--- begin PROVIDED DATA ---

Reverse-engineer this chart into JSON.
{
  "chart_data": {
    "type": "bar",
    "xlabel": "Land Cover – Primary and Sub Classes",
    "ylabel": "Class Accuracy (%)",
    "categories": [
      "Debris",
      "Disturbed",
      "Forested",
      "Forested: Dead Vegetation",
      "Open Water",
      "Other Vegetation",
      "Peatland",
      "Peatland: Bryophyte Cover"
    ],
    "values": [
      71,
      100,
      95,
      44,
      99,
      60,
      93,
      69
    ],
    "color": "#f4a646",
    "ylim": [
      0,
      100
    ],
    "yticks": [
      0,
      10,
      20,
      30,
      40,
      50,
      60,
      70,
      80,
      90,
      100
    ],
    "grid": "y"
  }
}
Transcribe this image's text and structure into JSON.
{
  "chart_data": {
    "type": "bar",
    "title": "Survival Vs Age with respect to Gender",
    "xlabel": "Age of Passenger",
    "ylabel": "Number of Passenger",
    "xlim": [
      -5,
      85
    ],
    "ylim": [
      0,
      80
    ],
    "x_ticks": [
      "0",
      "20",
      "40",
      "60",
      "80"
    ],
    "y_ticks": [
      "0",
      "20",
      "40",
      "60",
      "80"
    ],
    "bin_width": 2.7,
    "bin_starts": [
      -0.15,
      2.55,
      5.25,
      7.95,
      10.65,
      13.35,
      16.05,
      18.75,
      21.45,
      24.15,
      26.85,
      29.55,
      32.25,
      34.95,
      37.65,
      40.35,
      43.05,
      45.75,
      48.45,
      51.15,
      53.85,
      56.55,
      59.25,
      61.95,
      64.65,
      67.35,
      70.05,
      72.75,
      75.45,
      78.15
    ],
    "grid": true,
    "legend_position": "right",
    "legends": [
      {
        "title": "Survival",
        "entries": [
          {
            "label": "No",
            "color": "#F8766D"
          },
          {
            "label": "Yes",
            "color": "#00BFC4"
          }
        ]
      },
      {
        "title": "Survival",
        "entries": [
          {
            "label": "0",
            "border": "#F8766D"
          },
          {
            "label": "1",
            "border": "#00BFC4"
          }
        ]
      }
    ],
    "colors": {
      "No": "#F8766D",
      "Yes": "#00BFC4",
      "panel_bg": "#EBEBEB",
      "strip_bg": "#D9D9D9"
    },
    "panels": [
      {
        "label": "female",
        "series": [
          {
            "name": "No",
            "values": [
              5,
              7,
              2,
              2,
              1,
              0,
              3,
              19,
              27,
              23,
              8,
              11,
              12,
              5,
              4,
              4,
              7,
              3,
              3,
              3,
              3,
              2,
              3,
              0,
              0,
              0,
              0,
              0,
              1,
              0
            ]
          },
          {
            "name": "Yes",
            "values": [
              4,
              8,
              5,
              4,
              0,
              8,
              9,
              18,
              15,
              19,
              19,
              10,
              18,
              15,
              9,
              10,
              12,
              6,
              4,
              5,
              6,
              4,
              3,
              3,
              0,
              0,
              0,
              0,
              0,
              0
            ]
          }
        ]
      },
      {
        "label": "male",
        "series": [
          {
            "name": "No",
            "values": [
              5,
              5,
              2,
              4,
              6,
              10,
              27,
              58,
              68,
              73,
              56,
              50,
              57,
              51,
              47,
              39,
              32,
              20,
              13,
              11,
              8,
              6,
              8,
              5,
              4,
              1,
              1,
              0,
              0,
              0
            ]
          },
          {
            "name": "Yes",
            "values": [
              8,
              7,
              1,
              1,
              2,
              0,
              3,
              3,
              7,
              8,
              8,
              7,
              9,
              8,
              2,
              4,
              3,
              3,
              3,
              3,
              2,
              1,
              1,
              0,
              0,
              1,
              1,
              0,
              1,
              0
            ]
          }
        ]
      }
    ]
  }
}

--- end PROVIDED DATA ---

Of the lines above, copy each that contains "JSON".

Reverse-engineer this chart into JSON.
Transcribe this image's text and structure into JSON.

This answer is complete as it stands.